Filtered Relations

LaRetta · June 12, 2009

We daily run automatic email notices. I have a table called ProjectSchedules (ProjSch). It contains one StartDate and, if it is Substantial Completion date, there is the unique ID (CapReq) in the SubstComplID field. If it is Construction Start date then the unique CapReqID is in the ConstStartID field.

I have a table of email notices. If Substantial Completion date falls within the date specified (today plus the global), then I need to send an email. I can ignore it if an once an email for that purpose and that ID has been sent. Substantial Completion is called eCode H and Construction Start is called eCode G. So if CapReq 1 has already been sent an eCode H, it should NOT appear in the Substantial Completion portal.

I could perform find but both tables are large and it seemed easier to look at the portal daily and send any related records. And that is similar to how the other auto emails are handled anyway.

Note that I have the portal on the eMail table but I don’t need to know which children are related to each email because the email table contains many emails which AREN’T eCode G or H. I just need one portal with all Substantial Complete which haven't been set and are within the timeframe and same with Construction Start. I cannot change the ProjSch table nor do I want to add a field to it (I do not want to mark the ProjSch records).

The process feels a bit clunky and I would appreciate ideas on improving it (please view attached file). Thank you in advance for any suggestions.

Schedules.zip

comment · June 12, 2009

Don't you need to CREATE the email records? I don't quite see how the portal helps in that. I didn't go too deep into this, but I think I would find the relevant ProjectSchedules records and import them into the eMails table - with a concatenated field preventing duplicates through validation.

LaRetta · June 12, 2009

Don't you need to CREATE the email records? I don't quite see how the portal helps in that.

Yes, I need to create the emails. And the portal IS the find. I only display the portal to show you how I want to restrict the record-set. I feel it is faster to use a relationship than perform a find, since the number of records in both tables are huge and will continue to grow.

So I will GTRR to this 'portal set' and then import them. With the proper relationship in place, the portal can be checked many times a day to see if there are any children to send. A check for If [ portal::ProjSch ] is much quicker than performing a full find each time, no? And it can be checked several times a day. That's why I prefer using a relationship.

▸ **Data entries**:
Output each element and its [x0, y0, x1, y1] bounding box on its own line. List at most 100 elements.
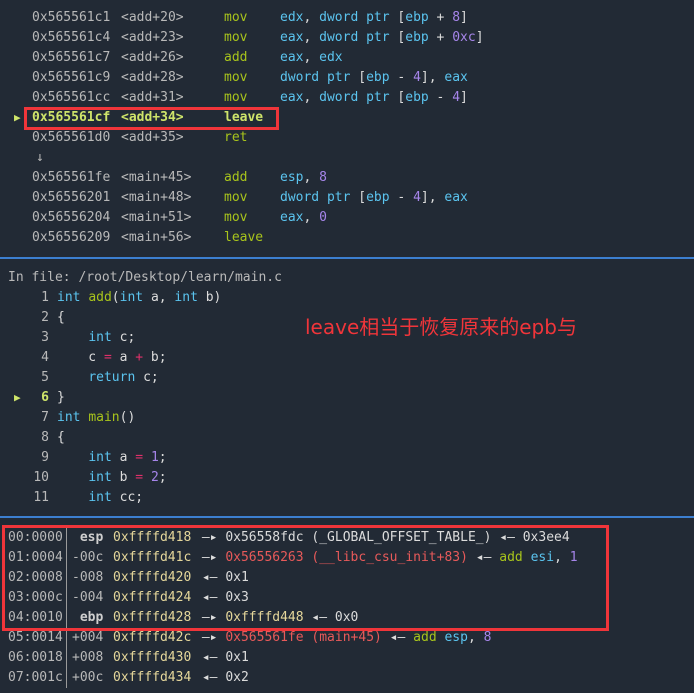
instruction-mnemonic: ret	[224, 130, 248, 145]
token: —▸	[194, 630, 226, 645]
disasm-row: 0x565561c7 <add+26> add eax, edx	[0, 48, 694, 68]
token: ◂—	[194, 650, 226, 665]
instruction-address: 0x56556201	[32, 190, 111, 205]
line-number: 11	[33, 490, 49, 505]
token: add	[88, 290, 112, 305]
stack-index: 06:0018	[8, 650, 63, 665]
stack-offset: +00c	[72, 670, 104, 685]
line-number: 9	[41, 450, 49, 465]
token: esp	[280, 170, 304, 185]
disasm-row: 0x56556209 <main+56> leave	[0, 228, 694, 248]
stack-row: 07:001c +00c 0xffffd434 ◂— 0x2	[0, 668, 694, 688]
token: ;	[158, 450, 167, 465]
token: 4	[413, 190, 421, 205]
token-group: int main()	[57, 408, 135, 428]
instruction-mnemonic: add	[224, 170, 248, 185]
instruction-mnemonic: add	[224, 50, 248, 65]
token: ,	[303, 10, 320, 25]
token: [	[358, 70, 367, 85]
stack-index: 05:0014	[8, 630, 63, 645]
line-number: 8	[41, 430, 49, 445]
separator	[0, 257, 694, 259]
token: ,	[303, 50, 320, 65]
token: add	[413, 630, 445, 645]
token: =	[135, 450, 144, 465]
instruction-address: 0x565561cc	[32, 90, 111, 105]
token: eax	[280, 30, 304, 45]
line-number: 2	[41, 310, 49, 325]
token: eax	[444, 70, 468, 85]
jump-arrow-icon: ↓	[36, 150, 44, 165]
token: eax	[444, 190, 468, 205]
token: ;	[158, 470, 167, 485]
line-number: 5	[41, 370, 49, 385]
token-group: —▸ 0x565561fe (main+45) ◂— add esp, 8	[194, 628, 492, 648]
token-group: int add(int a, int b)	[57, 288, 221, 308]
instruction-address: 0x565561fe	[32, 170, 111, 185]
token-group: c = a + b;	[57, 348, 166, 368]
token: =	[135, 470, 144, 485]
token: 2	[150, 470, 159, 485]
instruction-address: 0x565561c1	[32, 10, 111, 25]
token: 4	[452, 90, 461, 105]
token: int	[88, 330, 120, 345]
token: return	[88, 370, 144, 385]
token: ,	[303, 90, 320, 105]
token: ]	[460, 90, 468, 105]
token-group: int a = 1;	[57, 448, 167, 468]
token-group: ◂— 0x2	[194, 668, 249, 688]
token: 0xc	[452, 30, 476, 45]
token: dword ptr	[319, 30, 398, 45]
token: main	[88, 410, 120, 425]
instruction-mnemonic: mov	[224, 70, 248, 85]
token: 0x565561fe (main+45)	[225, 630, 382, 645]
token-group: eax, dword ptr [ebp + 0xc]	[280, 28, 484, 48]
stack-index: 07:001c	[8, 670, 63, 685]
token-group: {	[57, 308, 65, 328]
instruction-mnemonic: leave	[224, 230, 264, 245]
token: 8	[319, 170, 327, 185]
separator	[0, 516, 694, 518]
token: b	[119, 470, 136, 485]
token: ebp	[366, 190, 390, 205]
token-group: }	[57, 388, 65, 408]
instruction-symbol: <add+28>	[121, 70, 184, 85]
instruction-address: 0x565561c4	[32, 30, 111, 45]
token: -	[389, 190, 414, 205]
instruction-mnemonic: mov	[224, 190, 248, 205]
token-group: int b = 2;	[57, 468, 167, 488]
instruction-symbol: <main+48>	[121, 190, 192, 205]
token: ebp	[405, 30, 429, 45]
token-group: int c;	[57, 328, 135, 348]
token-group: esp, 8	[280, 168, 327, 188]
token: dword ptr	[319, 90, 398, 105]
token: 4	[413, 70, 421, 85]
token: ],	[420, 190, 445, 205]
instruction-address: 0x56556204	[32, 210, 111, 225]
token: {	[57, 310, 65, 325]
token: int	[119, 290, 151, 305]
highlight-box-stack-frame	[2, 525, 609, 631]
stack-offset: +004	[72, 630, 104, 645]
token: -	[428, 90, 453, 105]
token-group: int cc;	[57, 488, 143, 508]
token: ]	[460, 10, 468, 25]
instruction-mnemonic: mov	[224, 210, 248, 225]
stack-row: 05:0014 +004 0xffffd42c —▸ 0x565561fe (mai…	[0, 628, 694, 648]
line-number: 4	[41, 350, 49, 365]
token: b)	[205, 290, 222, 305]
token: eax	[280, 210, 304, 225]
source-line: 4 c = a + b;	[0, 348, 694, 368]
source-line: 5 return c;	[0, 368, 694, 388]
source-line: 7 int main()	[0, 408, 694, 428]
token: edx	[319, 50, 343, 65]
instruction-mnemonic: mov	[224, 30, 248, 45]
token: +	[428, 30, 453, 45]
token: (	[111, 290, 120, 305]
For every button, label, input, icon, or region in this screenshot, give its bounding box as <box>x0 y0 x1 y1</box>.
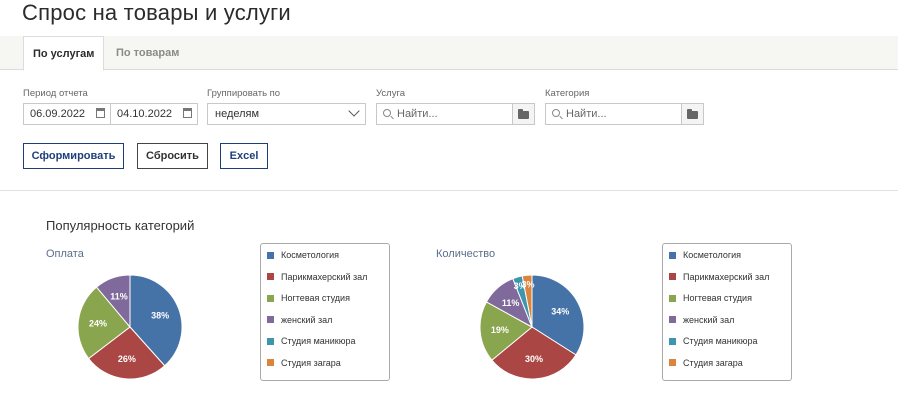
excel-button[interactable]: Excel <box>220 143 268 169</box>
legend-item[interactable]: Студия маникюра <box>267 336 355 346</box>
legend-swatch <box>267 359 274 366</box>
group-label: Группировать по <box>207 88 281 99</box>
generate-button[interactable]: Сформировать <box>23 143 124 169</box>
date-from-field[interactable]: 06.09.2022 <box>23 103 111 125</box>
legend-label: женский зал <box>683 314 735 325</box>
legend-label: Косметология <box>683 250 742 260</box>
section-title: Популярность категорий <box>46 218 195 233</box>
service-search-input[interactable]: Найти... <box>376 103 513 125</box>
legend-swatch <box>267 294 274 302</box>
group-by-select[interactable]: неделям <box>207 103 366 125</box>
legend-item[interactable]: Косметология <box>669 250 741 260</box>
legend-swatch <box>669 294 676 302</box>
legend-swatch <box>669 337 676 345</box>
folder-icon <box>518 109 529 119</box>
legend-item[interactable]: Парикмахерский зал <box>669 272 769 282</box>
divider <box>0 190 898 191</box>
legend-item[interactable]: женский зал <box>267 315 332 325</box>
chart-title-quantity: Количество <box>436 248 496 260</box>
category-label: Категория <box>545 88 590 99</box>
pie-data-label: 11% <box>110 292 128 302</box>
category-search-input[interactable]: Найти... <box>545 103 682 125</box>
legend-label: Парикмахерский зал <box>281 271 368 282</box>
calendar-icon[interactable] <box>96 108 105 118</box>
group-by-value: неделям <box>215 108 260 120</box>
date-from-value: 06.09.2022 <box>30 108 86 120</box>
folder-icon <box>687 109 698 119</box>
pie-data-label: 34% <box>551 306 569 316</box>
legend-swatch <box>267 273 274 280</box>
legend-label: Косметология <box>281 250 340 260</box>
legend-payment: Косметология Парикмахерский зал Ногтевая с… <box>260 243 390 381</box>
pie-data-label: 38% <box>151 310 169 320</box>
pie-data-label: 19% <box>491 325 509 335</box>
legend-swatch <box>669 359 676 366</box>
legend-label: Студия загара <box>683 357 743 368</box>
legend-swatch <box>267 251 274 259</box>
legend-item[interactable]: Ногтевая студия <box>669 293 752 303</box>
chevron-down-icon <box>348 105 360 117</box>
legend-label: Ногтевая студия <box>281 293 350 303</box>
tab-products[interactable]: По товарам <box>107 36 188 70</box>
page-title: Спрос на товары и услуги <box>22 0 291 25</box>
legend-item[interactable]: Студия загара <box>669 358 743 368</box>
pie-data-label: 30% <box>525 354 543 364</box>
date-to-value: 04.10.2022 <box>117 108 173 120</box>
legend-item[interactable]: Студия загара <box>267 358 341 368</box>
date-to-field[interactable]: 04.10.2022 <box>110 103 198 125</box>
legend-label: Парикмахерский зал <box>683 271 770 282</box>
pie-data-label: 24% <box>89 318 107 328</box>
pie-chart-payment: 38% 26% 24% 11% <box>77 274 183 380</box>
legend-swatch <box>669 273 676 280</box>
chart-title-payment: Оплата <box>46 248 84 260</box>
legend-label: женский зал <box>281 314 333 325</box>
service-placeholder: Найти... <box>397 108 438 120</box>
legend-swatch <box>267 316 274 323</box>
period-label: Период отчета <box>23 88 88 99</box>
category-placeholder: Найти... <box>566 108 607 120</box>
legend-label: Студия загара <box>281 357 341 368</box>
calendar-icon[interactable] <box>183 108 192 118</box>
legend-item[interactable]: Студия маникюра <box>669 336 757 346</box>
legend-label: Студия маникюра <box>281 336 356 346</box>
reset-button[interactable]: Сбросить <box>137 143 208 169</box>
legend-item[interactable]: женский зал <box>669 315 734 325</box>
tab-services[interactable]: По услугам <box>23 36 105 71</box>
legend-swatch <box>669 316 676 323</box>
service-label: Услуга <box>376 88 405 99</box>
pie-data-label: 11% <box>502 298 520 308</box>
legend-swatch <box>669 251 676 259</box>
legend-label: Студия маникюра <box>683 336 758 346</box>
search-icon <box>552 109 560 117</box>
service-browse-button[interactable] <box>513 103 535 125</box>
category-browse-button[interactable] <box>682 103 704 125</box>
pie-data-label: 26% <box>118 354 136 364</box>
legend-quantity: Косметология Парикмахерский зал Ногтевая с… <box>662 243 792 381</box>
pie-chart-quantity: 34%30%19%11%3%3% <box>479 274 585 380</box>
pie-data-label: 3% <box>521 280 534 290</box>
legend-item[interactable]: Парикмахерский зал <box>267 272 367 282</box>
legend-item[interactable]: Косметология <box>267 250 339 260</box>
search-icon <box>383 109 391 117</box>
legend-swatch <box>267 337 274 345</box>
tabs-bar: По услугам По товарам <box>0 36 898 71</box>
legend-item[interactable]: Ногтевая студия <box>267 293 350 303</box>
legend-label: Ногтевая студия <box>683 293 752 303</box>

▸ **Problem set**:
1) Reproduce the passage of the forum thread on filtered relations, everything from "I have a table of" down to "are handled anyway.", with "Substantial Completion" changed to "Final Completion" throughout.
2) Answer these questions using the forum thread on filtered relations.
(a) Which eCode stands for Construction Start?
(b) In the commenter's suggestion, what would keep duplicates out of the eMails table?
(c) According to LaRetta, why is a relationship faster than performing a find?
3) Pick up the forum thread on filtered relations after its final sentence and carry it forward.

▸ **Results in order**:
1)
I have a table of email notices. If Final Completion date falls within the date specified (today plus the global), then I need to send an email. I can ignore it if an once an email for that purpose and that ID has been sent. Final Completion is called eCode H and Construction Start is called eCode G. So if CapReq 1 has already been sent an eCode H, it should NOT appear in the Final Completion portal.

I could perform find but both tables are large and it seemed easier to look at the portal daily and send any related records. And that is similar to how the other auto emails are handled anyway.

2)
(a) eCode G.
(b) A concatenated field that prevents duplicates through validation.
(c) The number of records in both tables is huge and will continue to grow.

3)
Edited June 12, 2009 by Guest

LaRetta · June 12, 2009

I have other relationships which will have records pop into them (based upon dates and other criteria) for sending automatic emails. Sometimes one change in a date can trigger sending 25 emails. The emails are sent in batches controlled and stored by system.

comment · June 12, 2009

I am saying this with hesitation because as I said, I didn't look too deeply into this. I don't think a relationship has a significant advantage over a find - they both look into the index for matches. And since the process must be scripted anyway(?), why not put as much of the logic as possible into the script (and eliminate the relationship altogether)?

The one exception I would make is the prevention of duplicates, because that couldn't be done by the script alone anyway - at least not simply.

LaRetta · June 13, 2009

Duplicates ARE eliminated in this process (because they are filtered out of the relationship). And for once I must disagree about the find vs. a relationship.

One of these relationships (a portal) may not have a record in it for weeks and then suddenly have several in one day. But the process must check (sometimes several times a day) to see if there are any records to send. I have script which checks each portal and only runs if it has related records.

Compare:

1) Look at the relationship and if child records fire script to GTRR then import them vs.

2) Peform find on child table when 90% of the time you will find no related records AND when the find is based upon whether prior records have already been generated for those records in the eMail table.

How could If [ Child::ID } and proceed only if there are records NOT be faster than performing the complete script only to discover there aren't any? We have robot which runs throughout the day checking for new actions which must be fired so script runs anyway.

Edited June 13, 2009 by Guest

comment · June 13, 2009

Let's simplify the situation a bit:

Target::gDate = Source::Date

When you do a GTTR, it needs to find the matching records, i.e. records in Source whose Date matches gDate in Target. How does it do that?

Ostensibly, if the cache is current, a GTRR could be faster than a find - assuming a GTRR will use the cache (something I am not sure of). Even so, if the Source table is being continually updated, then so must be the cache. So it's constantly consuming resources, and all for what? For that "several times a day" moment when the actual action needs to be performed.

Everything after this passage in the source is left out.